— Start of DATA FOR THE TASK —

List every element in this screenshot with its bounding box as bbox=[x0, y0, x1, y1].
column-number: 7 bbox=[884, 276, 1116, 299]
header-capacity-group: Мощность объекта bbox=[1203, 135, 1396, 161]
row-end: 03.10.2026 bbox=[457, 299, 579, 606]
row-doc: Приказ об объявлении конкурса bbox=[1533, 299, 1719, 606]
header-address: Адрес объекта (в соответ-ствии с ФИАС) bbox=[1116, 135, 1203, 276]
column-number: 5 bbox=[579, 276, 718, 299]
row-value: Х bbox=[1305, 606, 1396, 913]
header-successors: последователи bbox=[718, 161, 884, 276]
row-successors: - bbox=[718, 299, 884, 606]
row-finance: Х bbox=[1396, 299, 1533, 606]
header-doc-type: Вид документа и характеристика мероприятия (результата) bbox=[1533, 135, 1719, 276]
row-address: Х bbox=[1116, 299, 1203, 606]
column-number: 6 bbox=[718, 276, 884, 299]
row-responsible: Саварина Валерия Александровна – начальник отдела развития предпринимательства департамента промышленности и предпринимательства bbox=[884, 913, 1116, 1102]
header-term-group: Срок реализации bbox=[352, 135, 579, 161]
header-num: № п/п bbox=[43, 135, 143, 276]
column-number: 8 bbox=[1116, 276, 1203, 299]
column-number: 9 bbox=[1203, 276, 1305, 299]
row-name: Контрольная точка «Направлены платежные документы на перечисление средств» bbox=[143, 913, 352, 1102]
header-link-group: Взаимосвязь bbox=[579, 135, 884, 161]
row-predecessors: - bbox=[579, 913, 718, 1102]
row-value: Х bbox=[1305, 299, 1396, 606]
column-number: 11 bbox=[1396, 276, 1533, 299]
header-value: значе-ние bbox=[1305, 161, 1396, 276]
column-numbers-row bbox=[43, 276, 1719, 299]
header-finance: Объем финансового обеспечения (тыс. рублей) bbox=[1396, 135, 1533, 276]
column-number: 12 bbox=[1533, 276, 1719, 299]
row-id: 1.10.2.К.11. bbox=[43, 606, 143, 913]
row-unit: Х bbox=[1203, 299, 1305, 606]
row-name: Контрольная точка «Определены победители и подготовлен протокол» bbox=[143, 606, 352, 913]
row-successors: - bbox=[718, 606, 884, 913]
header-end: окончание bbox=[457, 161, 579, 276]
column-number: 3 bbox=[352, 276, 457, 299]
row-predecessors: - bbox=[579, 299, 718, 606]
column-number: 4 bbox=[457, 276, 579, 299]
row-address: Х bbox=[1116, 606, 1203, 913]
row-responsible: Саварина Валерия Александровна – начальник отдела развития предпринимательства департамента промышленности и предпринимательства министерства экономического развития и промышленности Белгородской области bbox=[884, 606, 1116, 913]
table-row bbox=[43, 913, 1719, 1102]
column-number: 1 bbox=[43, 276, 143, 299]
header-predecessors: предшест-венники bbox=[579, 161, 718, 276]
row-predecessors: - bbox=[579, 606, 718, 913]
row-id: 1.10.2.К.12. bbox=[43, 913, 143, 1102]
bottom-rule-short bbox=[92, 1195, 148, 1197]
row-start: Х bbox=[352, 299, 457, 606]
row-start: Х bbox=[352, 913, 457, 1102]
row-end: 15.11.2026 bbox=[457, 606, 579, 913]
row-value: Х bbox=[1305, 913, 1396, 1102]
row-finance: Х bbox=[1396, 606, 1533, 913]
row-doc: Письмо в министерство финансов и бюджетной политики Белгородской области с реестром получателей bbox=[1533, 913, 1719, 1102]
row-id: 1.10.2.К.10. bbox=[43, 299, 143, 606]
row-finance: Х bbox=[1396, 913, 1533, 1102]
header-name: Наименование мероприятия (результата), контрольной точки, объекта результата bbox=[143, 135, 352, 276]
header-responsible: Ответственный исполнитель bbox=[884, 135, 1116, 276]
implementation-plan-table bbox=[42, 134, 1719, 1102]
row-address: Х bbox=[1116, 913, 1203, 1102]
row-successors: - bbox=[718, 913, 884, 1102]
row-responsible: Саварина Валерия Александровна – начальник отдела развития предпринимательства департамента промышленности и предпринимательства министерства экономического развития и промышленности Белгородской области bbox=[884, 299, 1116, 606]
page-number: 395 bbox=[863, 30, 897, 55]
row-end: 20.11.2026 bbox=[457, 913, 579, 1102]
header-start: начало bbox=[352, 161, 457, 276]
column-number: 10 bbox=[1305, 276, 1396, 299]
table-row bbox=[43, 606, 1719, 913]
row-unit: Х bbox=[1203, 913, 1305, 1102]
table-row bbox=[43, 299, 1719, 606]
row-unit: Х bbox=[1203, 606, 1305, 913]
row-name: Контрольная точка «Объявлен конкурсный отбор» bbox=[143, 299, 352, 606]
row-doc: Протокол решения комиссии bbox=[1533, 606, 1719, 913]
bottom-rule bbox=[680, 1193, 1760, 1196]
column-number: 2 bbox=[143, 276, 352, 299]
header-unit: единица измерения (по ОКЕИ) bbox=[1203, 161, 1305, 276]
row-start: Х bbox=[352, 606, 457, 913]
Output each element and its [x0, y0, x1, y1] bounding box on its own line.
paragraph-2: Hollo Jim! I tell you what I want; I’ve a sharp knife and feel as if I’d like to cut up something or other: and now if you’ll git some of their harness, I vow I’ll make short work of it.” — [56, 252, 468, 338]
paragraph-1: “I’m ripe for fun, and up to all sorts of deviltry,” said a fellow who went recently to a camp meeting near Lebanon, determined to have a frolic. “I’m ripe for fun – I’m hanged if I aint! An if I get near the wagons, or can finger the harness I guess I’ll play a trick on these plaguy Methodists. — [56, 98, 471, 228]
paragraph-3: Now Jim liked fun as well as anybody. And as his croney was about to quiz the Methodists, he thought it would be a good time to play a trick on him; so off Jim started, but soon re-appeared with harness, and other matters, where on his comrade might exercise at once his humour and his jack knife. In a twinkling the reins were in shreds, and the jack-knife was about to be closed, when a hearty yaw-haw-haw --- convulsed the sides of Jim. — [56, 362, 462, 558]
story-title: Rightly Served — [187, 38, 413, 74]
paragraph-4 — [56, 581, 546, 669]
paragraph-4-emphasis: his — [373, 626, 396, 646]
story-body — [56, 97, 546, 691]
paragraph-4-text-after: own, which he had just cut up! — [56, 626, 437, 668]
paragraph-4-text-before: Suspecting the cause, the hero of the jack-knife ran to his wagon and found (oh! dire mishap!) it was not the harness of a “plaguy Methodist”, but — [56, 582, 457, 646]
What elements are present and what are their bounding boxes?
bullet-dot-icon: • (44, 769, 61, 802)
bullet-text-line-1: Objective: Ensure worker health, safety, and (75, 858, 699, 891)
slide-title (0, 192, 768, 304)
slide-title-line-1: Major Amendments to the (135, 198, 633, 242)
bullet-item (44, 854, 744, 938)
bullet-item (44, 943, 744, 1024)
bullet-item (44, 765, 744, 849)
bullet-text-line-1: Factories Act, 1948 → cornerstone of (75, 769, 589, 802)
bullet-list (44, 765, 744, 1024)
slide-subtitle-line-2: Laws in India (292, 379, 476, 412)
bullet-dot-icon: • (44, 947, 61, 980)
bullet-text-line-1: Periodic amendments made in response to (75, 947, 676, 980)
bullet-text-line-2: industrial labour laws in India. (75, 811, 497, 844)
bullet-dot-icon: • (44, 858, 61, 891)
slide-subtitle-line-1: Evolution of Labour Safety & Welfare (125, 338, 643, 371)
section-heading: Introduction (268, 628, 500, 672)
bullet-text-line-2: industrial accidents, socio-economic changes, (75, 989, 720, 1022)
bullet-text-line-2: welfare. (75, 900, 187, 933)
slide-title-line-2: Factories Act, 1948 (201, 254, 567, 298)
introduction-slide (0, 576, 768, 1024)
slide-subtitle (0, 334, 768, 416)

— End of DATA FOR THE TASK —

Identify each line of the listing that contains the string "name" with matching case, and copy those lines.

- _RESULT BELOW_
row-name: Контрольная точка «Направлены платежные документы на перечисление средств» bbox=[143, 913, 352, 1102]
row-name: Контрольная точка «Определены победители и подготовлен протокол» bbox=[143, 606, 352, 913]
header-name: Наименование мероприятия (результата), контрольной точки, объекта результата bbox=[143, 135, 352, 276]
row-name: Контрольная точка «Объявлен конкурсный отбор» bbox=[143, 299, 352, 606]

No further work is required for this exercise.